» **Provided information**:
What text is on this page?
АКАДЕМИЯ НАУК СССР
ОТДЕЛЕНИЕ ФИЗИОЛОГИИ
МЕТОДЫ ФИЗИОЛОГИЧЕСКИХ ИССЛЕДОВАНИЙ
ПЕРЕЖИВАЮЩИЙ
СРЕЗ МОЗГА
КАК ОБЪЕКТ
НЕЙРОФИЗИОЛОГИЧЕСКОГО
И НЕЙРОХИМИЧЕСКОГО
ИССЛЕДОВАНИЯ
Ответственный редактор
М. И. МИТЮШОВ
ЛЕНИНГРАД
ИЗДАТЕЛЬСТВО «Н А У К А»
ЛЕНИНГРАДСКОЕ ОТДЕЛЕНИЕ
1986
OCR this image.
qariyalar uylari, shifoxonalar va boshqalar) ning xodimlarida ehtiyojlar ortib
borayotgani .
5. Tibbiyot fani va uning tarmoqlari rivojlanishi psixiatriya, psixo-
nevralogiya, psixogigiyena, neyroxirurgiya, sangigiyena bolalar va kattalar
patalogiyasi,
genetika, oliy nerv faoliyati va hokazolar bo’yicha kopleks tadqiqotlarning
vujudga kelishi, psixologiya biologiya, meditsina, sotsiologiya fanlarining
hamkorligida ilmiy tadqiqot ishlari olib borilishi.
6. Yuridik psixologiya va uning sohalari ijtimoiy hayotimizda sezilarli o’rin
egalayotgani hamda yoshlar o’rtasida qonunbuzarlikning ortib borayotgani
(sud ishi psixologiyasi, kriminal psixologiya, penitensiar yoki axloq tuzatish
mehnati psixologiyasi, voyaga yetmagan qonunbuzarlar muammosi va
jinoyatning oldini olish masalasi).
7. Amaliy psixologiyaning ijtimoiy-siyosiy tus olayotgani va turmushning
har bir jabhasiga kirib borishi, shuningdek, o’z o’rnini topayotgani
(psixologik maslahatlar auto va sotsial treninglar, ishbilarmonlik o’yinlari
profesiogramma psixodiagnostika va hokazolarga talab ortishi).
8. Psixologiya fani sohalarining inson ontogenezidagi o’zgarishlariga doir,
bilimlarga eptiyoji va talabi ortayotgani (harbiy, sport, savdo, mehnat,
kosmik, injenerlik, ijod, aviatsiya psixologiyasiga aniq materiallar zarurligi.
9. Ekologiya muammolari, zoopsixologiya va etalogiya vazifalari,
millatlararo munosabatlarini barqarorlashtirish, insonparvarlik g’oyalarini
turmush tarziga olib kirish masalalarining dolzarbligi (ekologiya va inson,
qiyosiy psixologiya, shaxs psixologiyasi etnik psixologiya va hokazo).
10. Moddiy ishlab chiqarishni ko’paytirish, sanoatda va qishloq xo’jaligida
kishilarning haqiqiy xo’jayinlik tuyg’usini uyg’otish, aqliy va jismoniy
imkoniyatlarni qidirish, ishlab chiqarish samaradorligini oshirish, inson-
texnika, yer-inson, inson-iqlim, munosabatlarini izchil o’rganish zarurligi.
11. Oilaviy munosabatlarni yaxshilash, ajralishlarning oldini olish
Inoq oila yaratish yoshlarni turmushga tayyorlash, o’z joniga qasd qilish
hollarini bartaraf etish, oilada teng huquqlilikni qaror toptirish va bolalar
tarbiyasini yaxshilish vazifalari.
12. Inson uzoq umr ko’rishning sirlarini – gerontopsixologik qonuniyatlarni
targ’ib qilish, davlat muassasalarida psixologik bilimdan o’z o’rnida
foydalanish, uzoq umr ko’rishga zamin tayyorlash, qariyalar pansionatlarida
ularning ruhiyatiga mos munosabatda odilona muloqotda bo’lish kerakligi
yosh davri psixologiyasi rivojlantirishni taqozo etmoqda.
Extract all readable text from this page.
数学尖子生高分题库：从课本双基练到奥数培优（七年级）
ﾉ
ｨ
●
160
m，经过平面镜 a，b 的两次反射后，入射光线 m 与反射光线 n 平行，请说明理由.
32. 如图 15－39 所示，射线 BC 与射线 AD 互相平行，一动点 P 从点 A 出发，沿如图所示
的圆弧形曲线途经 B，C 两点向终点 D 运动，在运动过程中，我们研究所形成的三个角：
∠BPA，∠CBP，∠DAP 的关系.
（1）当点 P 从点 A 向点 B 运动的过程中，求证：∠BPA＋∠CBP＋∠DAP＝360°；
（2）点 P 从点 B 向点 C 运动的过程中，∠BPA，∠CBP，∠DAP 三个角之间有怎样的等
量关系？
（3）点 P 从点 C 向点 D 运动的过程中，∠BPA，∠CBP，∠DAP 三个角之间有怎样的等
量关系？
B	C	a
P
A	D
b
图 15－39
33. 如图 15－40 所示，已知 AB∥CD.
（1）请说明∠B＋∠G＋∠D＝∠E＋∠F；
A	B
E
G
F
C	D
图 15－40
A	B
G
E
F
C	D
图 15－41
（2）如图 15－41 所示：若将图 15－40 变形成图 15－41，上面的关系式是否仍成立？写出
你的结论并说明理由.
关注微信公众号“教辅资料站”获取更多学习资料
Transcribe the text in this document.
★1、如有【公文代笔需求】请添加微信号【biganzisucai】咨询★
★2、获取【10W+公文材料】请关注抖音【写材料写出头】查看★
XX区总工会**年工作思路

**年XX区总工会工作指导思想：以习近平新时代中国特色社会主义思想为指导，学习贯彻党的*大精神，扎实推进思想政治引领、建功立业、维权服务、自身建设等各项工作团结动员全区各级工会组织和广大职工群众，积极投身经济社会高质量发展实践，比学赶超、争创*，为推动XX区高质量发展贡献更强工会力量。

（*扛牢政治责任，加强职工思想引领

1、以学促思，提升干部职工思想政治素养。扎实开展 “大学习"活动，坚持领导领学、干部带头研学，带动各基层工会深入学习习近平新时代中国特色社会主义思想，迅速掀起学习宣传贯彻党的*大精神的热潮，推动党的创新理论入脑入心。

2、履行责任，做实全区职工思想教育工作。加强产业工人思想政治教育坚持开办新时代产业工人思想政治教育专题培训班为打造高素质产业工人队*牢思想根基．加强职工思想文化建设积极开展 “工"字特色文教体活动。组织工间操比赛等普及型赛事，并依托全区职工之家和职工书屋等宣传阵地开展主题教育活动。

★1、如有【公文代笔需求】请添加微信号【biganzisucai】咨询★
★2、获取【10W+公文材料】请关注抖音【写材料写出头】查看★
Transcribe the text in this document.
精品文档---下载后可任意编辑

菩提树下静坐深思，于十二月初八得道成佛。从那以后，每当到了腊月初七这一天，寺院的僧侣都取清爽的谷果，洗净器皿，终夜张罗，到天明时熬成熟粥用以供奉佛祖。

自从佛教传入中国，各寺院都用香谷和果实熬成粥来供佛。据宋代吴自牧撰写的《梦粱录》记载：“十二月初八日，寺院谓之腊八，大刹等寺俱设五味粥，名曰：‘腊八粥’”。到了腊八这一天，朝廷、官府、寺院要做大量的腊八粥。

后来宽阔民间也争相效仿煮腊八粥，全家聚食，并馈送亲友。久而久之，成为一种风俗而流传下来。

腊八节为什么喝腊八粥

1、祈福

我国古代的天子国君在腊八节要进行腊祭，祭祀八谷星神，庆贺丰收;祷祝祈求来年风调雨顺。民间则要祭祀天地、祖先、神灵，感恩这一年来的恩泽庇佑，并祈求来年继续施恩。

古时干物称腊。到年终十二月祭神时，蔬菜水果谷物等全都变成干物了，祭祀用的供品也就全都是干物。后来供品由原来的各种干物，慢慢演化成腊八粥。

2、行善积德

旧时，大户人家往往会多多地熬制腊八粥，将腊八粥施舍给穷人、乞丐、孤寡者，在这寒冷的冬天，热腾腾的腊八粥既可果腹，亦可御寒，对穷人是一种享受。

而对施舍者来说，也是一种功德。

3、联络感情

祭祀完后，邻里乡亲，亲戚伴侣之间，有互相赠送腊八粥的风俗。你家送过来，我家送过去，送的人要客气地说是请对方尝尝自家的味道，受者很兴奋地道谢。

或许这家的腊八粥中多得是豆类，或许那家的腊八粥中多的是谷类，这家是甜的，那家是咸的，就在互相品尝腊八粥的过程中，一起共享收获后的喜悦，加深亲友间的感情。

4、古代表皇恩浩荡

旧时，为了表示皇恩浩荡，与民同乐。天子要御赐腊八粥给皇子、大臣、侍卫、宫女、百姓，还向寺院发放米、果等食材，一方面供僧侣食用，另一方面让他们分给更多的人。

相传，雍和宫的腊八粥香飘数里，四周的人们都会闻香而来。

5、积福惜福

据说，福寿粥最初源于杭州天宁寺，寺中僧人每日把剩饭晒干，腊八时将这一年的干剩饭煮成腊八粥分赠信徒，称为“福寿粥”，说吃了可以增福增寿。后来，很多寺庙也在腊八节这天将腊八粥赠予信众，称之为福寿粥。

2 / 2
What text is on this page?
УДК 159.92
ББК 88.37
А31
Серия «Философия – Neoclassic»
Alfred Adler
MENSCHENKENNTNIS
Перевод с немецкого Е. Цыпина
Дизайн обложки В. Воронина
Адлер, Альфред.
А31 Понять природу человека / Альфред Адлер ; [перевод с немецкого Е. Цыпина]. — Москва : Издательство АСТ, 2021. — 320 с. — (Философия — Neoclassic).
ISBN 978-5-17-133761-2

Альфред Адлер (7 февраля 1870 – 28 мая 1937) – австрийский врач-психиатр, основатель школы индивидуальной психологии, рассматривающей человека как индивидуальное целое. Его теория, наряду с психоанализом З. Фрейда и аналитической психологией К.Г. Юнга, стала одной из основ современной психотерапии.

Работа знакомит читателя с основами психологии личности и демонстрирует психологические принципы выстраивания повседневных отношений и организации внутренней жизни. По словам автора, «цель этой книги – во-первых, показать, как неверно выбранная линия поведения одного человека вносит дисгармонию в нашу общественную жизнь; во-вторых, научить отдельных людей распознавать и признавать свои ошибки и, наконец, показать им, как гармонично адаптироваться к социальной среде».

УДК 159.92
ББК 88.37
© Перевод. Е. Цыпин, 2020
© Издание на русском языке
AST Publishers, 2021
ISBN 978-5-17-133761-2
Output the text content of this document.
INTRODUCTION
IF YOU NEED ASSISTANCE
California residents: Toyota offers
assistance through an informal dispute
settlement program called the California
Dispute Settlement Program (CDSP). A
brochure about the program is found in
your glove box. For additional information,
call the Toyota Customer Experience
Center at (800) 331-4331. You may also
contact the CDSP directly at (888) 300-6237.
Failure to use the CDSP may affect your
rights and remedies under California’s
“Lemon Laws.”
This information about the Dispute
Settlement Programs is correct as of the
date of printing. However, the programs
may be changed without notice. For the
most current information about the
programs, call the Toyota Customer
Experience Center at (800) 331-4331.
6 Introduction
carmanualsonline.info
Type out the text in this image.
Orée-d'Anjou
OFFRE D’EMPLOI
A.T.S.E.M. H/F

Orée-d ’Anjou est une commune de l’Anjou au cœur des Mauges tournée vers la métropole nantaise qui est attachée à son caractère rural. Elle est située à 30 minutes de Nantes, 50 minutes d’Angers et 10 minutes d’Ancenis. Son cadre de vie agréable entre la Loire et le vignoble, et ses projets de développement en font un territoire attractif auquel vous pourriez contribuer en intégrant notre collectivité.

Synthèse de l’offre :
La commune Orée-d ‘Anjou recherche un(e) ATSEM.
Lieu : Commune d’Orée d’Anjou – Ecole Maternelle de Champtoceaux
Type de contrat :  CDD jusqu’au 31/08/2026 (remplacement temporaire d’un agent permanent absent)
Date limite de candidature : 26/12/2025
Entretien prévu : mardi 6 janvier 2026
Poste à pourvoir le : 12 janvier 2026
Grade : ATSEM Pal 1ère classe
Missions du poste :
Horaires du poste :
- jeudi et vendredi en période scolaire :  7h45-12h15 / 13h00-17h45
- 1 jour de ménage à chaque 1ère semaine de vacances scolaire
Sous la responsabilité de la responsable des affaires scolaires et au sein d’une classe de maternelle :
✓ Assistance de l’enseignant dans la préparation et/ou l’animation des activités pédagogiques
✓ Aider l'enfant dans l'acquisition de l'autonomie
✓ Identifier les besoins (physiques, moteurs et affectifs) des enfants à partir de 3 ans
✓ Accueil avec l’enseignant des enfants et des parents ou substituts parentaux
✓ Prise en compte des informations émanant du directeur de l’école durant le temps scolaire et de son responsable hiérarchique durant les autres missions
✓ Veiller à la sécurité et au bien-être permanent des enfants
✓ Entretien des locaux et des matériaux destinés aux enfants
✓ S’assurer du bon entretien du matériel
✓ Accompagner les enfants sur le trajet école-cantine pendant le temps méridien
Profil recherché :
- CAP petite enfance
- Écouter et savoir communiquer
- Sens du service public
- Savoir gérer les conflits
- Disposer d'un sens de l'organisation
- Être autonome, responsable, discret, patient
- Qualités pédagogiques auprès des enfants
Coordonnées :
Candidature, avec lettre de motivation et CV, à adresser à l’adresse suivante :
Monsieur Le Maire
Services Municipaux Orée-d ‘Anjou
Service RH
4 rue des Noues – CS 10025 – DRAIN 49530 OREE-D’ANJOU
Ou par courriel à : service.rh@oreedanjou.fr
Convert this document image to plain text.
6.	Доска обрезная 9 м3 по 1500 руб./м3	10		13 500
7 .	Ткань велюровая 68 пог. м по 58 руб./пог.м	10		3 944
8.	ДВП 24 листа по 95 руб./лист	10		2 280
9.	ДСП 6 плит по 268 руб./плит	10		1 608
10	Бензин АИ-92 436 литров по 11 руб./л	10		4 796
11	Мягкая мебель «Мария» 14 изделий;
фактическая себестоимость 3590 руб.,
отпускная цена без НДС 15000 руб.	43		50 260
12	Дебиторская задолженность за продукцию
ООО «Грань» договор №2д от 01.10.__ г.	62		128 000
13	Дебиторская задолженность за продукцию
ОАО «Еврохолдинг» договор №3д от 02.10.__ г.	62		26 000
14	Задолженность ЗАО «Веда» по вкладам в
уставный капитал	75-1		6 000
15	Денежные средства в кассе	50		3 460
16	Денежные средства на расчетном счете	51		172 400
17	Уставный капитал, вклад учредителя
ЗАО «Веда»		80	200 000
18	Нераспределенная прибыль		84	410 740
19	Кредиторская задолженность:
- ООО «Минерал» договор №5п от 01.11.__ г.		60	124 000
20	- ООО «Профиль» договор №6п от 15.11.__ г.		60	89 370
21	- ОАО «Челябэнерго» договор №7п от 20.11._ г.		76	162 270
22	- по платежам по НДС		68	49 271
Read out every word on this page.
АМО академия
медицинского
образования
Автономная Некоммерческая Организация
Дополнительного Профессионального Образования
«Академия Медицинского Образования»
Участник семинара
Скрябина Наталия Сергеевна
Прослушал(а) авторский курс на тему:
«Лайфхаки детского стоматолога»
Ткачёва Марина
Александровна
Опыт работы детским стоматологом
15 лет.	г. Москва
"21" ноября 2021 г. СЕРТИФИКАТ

» **Required task**: Every line from the one holding "Read out every word on this page." through the final line of the listing must be echoed exactly; leave out all other lines.

» **Exercise solution**:
Read out every word on this page.
АМО академия
медицинского
образования
Автономная Некоммерческая Организация
Дополнительного Профессионального Образования
«Академия Медицинского Образования»
Участник семинара
Скрябина Наталия Сергеевна
Прослушал(а) авторский курс на тему:
«Лайфхаки детского стоматолога»
Ткачёва Марина
Александровна
Опыт работы детским стоматологом
15 лет.	г. Москва
"21" ноября 2021 г. СЕРТИФИКАТ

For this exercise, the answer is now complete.